Only a number is wanted: how many lines of the entries include the string "marker"?
┄┄┄┄┄┄┄┄┄┄
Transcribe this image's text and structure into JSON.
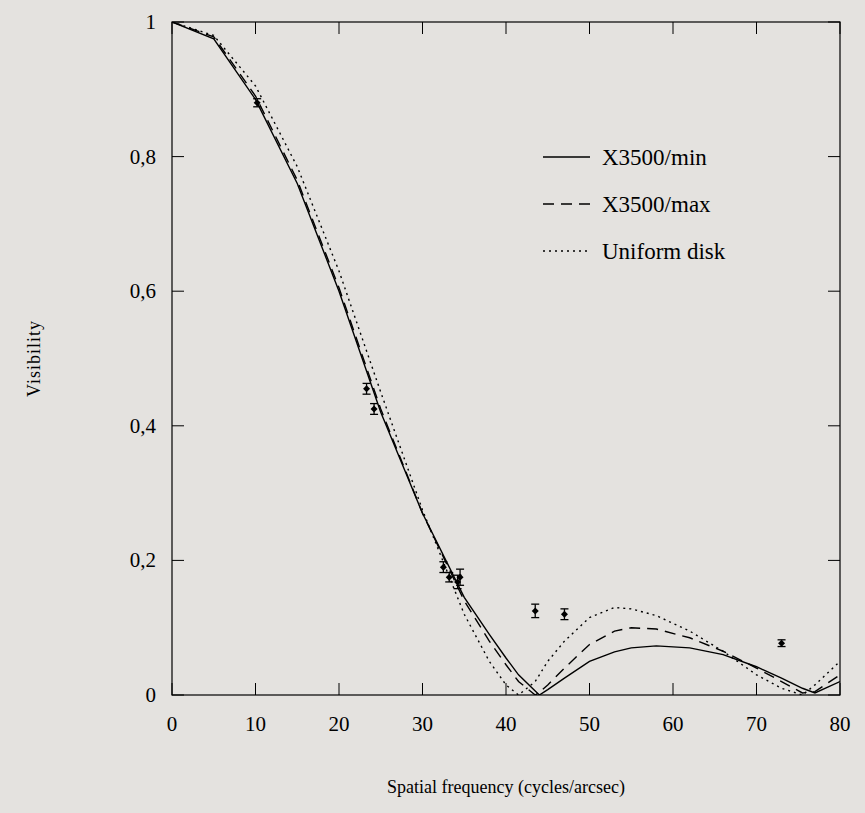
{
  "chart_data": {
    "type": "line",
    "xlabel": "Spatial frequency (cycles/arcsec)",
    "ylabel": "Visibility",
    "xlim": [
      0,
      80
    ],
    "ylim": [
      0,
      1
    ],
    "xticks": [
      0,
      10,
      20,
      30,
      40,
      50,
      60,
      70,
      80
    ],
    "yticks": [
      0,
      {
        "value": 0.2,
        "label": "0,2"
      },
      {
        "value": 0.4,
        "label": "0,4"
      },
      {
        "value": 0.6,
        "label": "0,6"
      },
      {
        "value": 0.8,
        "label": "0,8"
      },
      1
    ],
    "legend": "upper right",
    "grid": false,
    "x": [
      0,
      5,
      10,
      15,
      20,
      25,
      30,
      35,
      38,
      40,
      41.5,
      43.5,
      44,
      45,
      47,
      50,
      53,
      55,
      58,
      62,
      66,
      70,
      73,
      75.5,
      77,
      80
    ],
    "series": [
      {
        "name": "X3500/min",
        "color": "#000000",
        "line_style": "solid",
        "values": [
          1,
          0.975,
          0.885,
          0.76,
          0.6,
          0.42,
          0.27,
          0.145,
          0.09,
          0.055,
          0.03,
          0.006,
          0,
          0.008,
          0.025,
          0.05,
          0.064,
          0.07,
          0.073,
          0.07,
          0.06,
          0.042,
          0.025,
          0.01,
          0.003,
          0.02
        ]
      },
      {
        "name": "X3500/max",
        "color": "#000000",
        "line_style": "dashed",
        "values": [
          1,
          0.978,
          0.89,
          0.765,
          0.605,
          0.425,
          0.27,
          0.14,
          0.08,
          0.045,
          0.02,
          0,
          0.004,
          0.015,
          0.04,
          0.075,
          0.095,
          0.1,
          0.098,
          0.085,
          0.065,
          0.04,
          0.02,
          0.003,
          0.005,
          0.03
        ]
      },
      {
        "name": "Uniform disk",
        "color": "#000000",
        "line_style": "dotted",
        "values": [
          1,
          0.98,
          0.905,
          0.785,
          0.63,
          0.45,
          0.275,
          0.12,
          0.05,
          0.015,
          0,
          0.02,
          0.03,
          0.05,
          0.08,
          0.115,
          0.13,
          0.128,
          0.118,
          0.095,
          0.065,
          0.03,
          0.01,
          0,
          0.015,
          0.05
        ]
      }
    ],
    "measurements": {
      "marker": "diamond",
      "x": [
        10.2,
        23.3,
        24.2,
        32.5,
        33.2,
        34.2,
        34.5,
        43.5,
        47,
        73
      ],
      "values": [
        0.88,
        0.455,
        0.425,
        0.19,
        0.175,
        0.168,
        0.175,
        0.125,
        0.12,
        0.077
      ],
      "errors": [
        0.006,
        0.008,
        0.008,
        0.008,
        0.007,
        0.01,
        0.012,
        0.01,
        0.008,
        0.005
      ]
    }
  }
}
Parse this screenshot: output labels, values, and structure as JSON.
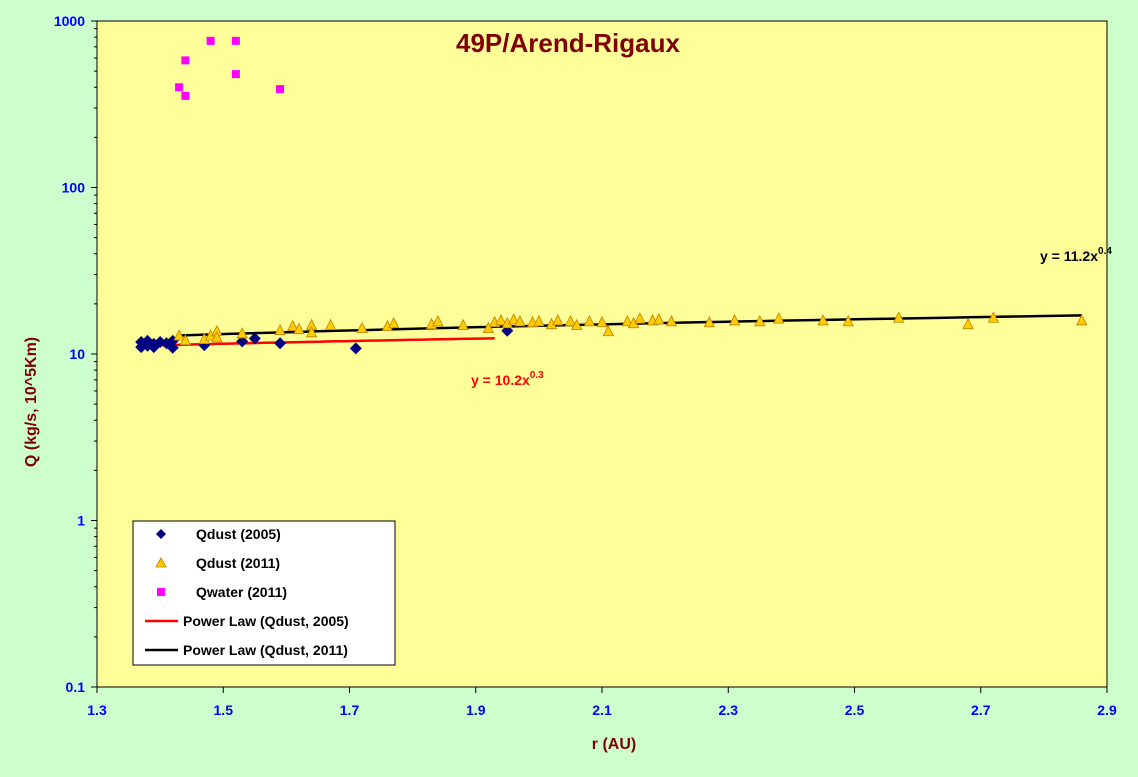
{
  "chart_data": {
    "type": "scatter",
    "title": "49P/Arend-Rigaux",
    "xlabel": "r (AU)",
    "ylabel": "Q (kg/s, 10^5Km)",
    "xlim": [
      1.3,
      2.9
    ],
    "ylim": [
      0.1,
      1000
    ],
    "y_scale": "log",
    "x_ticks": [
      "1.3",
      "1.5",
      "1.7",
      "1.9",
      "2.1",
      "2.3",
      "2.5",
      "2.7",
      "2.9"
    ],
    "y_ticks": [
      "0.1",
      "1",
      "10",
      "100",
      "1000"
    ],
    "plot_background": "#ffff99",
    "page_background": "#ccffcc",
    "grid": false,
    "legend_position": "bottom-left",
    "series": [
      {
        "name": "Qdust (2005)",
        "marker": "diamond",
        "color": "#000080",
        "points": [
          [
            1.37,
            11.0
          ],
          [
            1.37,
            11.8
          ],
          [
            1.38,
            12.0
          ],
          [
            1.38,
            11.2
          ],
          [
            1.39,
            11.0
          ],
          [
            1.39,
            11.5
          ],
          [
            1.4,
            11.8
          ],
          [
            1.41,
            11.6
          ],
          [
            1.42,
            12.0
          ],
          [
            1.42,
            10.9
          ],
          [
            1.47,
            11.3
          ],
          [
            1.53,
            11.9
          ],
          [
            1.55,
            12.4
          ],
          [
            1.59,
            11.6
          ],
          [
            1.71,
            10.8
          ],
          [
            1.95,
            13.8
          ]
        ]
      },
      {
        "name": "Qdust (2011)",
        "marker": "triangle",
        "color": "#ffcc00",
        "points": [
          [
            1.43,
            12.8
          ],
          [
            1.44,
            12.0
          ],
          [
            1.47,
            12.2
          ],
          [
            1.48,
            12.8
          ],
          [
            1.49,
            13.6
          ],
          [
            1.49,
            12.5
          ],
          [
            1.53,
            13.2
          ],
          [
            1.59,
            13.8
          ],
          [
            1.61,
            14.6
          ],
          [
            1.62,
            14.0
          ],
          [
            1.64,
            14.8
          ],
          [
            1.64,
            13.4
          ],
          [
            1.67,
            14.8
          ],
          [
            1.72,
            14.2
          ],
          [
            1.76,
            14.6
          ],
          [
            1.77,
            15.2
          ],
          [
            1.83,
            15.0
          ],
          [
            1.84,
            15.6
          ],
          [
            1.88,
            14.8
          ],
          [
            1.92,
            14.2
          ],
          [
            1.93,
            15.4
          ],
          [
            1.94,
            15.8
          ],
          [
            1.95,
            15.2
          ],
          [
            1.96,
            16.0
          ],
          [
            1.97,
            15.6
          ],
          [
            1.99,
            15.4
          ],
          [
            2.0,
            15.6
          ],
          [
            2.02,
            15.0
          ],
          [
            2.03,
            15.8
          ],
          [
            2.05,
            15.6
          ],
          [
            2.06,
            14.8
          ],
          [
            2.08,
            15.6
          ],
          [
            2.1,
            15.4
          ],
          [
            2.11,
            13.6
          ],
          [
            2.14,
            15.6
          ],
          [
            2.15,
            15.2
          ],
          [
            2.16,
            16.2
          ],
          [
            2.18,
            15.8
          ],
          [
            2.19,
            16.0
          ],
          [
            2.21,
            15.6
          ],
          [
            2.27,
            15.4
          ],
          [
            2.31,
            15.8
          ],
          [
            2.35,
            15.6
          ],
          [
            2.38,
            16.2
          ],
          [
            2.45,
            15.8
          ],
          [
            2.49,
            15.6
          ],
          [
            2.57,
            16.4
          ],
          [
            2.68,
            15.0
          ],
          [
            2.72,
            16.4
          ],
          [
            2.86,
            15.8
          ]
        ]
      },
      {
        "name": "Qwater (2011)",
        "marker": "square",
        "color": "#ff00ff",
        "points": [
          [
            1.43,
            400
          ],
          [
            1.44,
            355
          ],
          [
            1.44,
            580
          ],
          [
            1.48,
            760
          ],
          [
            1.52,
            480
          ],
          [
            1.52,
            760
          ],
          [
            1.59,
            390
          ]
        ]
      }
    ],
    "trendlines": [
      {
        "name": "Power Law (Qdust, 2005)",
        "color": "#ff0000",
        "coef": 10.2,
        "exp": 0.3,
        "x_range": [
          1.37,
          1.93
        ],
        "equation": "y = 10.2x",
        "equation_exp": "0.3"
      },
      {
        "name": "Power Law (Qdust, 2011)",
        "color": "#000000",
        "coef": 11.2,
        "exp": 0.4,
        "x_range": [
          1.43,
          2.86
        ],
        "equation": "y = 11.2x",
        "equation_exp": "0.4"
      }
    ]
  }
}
┄┄┄┄┄┄┄┄┄┄
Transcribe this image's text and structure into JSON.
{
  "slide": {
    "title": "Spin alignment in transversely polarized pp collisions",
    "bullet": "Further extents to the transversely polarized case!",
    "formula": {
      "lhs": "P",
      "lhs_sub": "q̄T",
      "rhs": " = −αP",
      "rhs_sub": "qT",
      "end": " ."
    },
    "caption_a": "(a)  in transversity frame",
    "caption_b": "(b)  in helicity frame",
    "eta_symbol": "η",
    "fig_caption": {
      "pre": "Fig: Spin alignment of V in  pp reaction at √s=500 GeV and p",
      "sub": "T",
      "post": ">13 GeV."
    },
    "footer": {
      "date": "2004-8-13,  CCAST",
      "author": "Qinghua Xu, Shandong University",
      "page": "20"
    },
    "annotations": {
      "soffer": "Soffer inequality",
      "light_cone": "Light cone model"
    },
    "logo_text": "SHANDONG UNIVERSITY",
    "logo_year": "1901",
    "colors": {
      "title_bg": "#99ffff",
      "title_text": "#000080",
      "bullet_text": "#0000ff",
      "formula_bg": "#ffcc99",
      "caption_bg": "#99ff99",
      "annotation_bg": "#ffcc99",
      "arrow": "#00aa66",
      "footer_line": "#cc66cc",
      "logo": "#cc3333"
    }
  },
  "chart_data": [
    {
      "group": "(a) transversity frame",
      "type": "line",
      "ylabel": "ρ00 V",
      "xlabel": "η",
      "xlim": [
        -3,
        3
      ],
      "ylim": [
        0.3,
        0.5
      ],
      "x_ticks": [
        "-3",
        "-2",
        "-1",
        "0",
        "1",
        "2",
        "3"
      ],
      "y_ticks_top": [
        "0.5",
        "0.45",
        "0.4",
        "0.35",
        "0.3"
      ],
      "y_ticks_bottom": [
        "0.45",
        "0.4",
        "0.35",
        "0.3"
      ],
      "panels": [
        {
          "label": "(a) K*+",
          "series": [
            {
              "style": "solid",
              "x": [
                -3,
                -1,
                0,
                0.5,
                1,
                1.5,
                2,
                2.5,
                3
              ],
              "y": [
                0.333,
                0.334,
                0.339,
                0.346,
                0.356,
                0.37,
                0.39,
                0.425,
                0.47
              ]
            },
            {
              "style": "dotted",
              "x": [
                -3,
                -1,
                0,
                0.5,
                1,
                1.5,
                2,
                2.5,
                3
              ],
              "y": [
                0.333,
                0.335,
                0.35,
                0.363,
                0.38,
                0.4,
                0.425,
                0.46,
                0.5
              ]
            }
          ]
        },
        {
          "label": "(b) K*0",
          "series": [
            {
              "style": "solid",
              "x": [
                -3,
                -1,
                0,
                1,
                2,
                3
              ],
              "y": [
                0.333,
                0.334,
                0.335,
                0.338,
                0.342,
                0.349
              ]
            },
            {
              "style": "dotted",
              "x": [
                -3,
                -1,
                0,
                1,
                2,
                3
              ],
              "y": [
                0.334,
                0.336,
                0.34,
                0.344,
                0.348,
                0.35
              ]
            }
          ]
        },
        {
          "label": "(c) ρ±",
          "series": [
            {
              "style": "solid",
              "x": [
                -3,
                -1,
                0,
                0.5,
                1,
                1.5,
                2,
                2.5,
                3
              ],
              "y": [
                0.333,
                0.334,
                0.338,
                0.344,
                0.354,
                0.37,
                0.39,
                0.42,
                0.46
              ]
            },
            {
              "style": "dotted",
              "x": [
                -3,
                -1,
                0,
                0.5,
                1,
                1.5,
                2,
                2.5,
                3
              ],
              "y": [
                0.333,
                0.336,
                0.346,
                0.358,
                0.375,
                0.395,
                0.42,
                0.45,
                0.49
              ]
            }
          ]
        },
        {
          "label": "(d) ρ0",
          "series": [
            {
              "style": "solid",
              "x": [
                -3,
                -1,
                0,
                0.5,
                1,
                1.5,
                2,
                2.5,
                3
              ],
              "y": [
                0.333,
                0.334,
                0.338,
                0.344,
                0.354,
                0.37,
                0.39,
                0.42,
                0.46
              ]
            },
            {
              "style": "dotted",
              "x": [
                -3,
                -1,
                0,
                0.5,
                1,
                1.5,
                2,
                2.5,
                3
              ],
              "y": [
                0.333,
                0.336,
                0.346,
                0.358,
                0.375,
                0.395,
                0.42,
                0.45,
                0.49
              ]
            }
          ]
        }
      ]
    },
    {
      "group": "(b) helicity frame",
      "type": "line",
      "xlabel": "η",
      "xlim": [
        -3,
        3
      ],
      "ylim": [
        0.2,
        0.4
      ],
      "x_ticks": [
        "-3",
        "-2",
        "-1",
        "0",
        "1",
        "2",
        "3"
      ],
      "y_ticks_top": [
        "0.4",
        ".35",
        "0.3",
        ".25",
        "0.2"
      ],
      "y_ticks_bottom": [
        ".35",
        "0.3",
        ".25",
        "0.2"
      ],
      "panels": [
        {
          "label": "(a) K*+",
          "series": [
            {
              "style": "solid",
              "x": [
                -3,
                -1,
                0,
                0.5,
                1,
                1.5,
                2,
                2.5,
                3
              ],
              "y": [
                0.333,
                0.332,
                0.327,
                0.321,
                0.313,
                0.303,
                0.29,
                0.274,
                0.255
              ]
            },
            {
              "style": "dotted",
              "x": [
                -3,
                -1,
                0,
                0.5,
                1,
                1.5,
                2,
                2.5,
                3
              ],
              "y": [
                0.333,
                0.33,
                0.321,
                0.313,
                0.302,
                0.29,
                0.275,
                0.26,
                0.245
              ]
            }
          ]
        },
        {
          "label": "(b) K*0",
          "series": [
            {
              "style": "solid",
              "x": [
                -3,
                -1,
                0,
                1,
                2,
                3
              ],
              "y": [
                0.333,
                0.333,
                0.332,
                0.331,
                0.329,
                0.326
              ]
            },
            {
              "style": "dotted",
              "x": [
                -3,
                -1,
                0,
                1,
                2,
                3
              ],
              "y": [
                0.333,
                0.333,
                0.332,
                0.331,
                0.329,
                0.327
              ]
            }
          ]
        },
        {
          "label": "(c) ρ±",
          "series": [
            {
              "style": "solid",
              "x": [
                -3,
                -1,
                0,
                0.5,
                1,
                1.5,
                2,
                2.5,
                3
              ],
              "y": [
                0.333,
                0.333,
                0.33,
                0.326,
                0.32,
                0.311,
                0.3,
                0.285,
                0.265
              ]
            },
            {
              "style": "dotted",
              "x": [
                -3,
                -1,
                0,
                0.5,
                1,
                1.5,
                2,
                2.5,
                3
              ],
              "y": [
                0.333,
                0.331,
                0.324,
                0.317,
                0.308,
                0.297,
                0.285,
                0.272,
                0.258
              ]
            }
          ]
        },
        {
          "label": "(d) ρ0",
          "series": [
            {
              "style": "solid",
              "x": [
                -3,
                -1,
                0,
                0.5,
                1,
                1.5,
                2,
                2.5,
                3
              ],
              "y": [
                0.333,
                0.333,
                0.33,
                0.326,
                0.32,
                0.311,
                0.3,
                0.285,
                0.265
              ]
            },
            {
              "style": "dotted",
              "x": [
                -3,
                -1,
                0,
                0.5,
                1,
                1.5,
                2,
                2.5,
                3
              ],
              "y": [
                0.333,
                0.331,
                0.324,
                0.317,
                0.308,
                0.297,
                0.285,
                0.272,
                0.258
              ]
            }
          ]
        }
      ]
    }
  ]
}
┄┄┄┄┄┄┄┄┄┄
### [Result of this task]
4